Objective:
An exact copy of every record is needed.

▬▬▬

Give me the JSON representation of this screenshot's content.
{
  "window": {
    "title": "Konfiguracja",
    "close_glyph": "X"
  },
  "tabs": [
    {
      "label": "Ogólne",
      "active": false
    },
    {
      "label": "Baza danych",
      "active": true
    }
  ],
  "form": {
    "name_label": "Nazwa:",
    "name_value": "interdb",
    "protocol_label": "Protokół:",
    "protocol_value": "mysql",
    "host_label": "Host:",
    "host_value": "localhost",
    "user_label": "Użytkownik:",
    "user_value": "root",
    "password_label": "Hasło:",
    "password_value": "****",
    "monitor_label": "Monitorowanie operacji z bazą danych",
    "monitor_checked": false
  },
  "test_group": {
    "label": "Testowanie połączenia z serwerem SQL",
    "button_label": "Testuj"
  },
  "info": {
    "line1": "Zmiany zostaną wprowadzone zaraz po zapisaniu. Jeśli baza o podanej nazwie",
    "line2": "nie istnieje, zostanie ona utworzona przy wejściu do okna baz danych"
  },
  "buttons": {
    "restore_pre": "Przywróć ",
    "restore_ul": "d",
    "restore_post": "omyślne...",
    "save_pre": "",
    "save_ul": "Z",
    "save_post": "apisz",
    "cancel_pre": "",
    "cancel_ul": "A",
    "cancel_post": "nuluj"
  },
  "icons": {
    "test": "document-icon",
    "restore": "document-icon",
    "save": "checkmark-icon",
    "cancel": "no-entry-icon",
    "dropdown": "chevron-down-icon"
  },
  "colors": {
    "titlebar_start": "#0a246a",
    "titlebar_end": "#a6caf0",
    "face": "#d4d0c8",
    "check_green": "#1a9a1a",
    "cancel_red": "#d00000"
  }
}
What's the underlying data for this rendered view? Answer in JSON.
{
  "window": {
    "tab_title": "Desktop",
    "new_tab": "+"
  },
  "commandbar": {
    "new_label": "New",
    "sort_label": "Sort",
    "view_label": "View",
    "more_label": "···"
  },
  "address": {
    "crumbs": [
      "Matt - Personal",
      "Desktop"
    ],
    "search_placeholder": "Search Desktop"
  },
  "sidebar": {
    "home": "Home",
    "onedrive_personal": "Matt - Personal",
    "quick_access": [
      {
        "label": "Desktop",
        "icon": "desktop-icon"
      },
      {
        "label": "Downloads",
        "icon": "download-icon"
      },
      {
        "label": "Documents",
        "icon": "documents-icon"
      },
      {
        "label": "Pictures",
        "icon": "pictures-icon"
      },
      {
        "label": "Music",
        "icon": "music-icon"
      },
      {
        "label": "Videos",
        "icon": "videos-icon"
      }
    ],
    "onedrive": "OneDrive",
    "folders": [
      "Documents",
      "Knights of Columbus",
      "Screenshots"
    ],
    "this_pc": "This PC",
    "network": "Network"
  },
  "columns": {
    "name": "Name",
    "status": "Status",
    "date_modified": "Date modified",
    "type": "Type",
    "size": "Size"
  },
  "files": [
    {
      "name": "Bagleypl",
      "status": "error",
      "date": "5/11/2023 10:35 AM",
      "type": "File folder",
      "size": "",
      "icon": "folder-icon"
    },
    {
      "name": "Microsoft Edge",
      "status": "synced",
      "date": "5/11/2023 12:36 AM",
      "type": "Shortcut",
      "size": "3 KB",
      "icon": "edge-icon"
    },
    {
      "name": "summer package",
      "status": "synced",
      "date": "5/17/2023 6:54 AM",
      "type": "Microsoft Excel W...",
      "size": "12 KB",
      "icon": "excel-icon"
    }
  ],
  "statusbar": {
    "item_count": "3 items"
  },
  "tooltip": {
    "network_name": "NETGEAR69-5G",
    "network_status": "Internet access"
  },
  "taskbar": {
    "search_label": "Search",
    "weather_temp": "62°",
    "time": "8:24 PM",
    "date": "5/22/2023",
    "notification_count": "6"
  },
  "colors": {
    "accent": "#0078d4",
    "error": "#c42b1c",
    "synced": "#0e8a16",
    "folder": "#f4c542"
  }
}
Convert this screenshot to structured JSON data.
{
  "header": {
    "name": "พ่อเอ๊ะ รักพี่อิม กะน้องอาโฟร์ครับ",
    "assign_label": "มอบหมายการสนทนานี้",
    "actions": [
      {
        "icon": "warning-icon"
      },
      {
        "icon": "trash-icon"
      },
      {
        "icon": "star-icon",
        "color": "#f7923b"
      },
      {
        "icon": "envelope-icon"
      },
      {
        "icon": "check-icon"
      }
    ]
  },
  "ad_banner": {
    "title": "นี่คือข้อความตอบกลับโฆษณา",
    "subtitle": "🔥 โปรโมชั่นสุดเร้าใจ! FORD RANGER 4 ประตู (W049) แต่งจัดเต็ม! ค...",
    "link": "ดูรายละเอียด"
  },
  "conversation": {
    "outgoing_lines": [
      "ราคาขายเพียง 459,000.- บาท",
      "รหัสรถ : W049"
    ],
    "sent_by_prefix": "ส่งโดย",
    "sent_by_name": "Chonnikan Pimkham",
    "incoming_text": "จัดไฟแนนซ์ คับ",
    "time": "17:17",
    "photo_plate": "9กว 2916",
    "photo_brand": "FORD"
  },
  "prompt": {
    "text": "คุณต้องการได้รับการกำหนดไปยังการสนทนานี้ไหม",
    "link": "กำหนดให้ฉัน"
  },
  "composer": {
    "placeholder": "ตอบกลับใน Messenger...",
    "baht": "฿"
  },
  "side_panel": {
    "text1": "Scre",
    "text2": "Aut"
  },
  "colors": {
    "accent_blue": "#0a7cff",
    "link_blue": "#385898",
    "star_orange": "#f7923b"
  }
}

▬▬▬

Output of the exercise:
Give me the JSON representation of this screenshot's content.
{
  "window": {
    "title": "Konfiguracja",
    "close_glyph": "X"
  },
  "tabs": [
    {
      "label": "Ogólne",
      "active": false
    },
    {
      "label": "Baza danych",
      "active": true
    }
  ],
  "form": {
    "name_label": "Nazwa:",
    "name_value": "interdb",
    "protocol_label": "Protokół:",
    "protocol_value": "mysql",
    "host_label": "Host:",
    "host_value": "localhost",
    "user_label": "Użytkownik:",
    "user_value": "root",
    "password_label": "Hasło:",
    "password_value": "****",
    "monitor_label": "Monitorowanie operacji z bazą danych",
    "monitor_checked": false
  },
  "test_group": {
    "label": "Testowanie połączenia z serwerem SQL",
    "button_label": "Testuj"
  },
  "info": {
    "line1": "Zmiany zostaną wprowadzone zaraz po zapisaniu. Jeśli baza o podanej nazwie",
    "line2": "nie istnieje, zostanie ona utworzona przy wejściu do okna baz danych"
  },
  "buttons": {
    "restore_pre": "Przywróć ",
    "restore_ul": "d",
    "restore_post": "omyślne...",
    "save_pre": "",
    "save_ul": "Z",
    "save_post": "apisz",
    "cancel_pre": "",
    "cancel_ul": "A",
    "cancel_post": "nuluj"
  },
  "icons": {
    "test": "document-icon",
    "restore": "document-icon",
    "save": "checkmark-icon",
    "cancel": "no-entry-icon",
    "dropdown": "chevron-down-icon"
  },
  "colors": {
    "titlebar_start": "#0a246a",
    "titlebar_end": "#a6caf0",
    "face": "#d4d0c8",
    "check_green": "#1a9a1a",
    "cancel_red": "#d00000"
  }
}
What's the underlying data for this rendered view? Answer in JSON.
{
  "window": {
    "tab_title": "Desktop",
    "new_tab": "+"
  },
  "commandbar": {
    "new_label": "New",
    "sort_label": "Sort",
    "view_label": "View",
    "more_label": "···"
  },
  "address": {
    "crumbs": [
      "Matt - Personal",
      "Desktop"
    ],
    "search_placeholder": "Search Desktop"
  },
  "sidebar": {
    "home": "Home",
    "onedrive_personal": "Matt - Personal",
    "quick_access": [
      {
        "label": "Desktop",
        "icon": "desktop-icon"
      },
      {
        "label": "Downloads",
        "icon": "download-icon"
      },
      {
        "label": "Documents",
        "icon": "documents-icon"
      },
      {
        "label": "Pictures",
        "icon": "pictures-icon"
      },
      {
        "label": "Music",
        "icon": "music-icon"
      },
      {
        "label": "Videos",
        "icon": "videos-icon"
      }
    ],
    "onedrive": "OneDrive",
    "folders": [
      "Documents",
      "Knights of Columbus",
      "Screenshots"
    ],
    "this_pc": "This PC",
    "network": "Network"
  },
  "columns": {
    "name": "Name",
    "status": "Status",
    "date_modified": "Date modified",
    "type": "Type",
    "size": "Size"
  },
  "files": [
    {
      "name": "Bagleypl",
      "status": "error",
      "date": "5/11/2023 10:35 AM",
      "type": "File folder",
      "size": "",
      "icon": "folder-icon"
    },
    {
      "name": "Microsoft Edge",
      "status": "synced",
      "date": "5/11/2023 12:36 AM",
      "type": "Shortcut",
      "size": "3 KB",
      "icon": "edge-icon"
    },
    {
      "name": "summer package",
      "status": "synced",
      "date": "5/17/2023 6:54 AM",
      "type": "Microsoft Excel W...",
      "size": "12 KB",
      "icon": "excel-icon"
    }
  ],
  "statusbar": {
    "item_count": "3 items"
  },
  "tooltip": {
    "network_name": "NETGEAR69-5G",
    "network_status": "Internet access"
  },
  "taskbar": {
    "search_label": "Search",
    "weather_temp": "62°",
    "time": "8:24 PM",
    "date": "5/22/2023",
    "notification_count": "6"
  },
  "colors": {
    "accent": "#0078d4",
    "error": "#c42b1c",
    "synced": "#0e8a16",
    "folder": "#f4c542"
  }
}
Convert this screenshot to structured JSON data.
{
  "header": {
    "name": "พ่อเอ๊ะ รักพี่อิม กะน้องอาโฟร์ครับ",
    "assign_label": "มอบหมายการสนทนานี้",
    "actions": [
      {
        "icon": "warning-icon"
      },
      {
        "icon": "trash-icon"
      },
      {
        "icon": "star-icon",
        "color": "#f7923b"
      },
      {
        "icon": "envelope-icon"
      },
      {
        "icon": "check-icon"
      }
    ]
  },
  "ad_banner": {
    "title": "นี่คือข้อความตอบกลับโฆษณา",
    "subtitle": "🔥 โปรโมชั่นสุดเร้าใจ! FORD RANGER 4 ประตู (W049) แต่งจัดเต็ม! ค...",
    "link": "ดูรายละเอียด"
  },
  "conversation": {
    "outgoing_lines": [
      "ราคาขายเพียง 459,000.- บาท",
      "รหัสรถ : W049"
    ],
    "sent_by_prefix": "ส่งโดย",
    "sent_by_name": "Chonnikan Pimkham",
    "incoming_text": "จัดไฟแนนซ์ คับ",
    "time": "17:17",
    "photo_plate": "9กว 2916",
    "photo_brand": "FORD"
  },
  "prompt": {
    "text": "คุณต้องการได้รับการกำหนดไปยังการสนทนานี้ไหม",
    "link": "กำหนดให้ฉัน"
  },
  "composer": {
    "placeholder": "ตอบกลับใน Messenger...",
    "baht": "฿"
  },
  "side_panel": {
    "text1": "Scre",
    "text2": "Aut"
  },
  "colors": {
    "accent_blue": "#0a7cff",
    "link_blue": "#385898",
    "star_orange": "#f7923b"
  }
}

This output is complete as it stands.